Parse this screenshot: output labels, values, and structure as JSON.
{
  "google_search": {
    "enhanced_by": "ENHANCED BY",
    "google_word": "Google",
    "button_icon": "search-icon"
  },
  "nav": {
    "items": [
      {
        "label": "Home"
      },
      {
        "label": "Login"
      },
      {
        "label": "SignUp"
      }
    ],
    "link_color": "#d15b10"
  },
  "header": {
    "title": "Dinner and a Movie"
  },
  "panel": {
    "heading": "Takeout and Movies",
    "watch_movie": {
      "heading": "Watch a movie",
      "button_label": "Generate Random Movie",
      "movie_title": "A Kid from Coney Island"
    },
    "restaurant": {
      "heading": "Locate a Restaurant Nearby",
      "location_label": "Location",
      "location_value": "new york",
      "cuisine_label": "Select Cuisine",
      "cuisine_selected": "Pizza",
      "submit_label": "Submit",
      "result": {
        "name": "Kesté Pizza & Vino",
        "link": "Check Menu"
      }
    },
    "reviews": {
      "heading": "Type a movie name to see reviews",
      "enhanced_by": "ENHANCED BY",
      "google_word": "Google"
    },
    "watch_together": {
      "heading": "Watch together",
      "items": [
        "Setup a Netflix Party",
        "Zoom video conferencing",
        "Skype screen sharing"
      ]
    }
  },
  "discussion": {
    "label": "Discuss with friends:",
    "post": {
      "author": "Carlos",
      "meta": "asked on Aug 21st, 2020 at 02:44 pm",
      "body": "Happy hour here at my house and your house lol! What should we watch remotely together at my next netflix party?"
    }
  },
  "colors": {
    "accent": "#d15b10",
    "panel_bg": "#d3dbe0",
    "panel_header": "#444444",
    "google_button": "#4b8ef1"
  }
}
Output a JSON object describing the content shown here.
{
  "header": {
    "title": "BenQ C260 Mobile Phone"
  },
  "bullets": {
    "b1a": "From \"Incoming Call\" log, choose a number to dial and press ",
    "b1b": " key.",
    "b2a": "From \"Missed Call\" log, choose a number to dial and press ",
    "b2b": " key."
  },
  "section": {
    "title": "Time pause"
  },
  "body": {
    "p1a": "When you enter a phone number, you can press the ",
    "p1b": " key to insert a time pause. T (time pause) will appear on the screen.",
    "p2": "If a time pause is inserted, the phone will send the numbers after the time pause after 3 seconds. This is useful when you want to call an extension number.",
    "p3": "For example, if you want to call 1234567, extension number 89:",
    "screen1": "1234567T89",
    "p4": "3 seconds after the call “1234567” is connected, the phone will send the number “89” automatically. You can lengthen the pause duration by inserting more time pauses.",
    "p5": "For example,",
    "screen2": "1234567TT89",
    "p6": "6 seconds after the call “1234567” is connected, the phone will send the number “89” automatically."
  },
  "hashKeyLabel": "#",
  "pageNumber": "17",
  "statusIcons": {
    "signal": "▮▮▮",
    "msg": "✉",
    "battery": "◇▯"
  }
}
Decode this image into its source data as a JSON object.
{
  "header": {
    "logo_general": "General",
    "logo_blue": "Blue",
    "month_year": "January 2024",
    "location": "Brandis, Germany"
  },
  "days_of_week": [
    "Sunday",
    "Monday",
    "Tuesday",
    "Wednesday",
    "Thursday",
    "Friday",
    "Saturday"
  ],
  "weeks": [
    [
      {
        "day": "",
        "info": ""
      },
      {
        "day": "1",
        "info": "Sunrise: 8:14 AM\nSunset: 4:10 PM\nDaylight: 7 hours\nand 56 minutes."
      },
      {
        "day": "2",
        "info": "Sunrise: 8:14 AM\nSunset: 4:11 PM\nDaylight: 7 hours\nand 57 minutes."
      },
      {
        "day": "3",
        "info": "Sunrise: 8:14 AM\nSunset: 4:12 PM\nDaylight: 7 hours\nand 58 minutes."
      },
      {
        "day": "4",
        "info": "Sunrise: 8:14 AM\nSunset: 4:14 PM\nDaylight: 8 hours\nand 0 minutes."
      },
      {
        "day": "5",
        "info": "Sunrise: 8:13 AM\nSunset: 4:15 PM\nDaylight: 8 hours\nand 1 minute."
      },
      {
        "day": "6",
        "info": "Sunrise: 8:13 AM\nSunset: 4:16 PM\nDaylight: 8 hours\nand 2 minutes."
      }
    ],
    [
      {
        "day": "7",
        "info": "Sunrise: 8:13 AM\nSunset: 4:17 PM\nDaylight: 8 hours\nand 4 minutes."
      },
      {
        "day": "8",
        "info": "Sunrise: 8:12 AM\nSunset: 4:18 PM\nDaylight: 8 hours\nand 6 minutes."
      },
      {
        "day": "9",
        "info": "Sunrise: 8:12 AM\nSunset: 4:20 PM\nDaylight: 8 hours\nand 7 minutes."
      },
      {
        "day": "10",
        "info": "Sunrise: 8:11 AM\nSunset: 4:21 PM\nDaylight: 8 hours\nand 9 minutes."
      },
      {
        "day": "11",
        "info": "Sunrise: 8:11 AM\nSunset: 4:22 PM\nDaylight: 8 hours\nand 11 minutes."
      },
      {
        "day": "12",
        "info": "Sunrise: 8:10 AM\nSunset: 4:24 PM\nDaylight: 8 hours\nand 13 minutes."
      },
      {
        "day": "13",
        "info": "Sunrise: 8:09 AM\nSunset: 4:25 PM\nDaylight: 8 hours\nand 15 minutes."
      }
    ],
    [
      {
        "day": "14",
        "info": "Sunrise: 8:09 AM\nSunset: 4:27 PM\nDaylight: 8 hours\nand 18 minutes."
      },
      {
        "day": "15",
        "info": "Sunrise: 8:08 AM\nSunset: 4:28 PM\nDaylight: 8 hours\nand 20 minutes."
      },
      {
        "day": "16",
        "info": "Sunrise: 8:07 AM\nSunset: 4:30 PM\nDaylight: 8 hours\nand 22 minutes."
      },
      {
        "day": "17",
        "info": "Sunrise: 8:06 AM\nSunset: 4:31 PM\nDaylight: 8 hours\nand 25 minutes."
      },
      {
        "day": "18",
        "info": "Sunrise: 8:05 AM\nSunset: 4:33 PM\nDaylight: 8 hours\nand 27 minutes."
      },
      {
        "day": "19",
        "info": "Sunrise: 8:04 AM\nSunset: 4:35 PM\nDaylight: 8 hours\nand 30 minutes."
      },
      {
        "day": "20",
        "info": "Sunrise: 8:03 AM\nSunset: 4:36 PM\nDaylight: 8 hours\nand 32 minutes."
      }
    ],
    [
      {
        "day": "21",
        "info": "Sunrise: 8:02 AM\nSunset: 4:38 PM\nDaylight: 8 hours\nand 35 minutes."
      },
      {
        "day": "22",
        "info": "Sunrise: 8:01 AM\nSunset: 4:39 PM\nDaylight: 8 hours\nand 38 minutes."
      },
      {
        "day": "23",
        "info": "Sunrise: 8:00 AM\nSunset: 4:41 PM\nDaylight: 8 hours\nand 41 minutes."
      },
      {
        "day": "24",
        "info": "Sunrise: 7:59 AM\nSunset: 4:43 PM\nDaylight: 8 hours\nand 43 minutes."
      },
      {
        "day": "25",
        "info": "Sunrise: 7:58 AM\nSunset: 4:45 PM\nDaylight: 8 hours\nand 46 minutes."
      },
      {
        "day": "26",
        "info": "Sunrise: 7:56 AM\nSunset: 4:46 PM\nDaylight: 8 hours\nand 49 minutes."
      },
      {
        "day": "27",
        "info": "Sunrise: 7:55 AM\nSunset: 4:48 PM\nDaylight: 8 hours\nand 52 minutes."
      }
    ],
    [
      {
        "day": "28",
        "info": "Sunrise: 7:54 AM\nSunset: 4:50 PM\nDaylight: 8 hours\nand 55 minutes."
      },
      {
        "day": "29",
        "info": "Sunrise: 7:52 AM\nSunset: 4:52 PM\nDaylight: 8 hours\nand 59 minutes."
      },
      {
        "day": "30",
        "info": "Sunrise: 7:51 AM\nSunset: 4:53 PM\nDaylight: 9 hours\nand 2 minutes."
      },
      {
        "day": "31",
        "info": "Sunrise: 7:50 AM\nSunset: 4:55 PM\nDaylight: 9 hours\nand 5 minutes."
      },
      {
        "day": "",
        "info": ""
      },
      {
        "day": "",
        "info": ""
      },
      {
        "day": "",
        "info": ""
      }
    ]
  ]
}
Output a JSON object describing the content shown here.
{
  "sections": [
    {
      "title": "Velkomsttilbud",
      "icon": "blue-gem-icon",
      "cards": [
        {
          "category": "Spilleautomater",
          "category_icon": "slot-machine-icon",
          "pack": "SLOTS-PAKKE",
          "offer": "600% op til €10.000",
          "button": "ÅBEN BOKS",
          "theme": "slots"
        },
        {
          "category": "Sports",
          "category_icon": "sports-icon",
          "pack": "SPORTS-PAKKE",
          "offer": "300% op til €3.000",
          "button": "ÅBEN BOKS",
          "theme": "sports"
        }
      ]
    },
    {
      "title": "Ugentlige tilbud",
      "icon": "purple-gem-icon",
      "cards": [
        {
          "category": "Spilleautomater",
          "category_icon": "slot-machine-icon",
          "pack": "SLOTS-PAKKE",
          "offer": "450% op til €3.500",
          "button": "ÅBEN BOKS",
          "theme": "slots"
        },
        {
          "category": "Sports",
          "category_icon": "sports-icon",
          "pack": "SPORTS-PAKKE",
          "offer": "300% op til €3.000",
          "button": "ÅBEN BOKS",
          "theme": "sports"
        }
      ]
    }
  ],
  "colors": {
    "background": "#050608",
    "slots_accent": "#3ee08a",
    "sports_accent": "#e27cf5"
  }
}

···

:: GIVEN INSTRUCTION ::
Tally the lines containing "connected". Provide the number without any other words.

:: RESPONSE TO THE TASK ::
2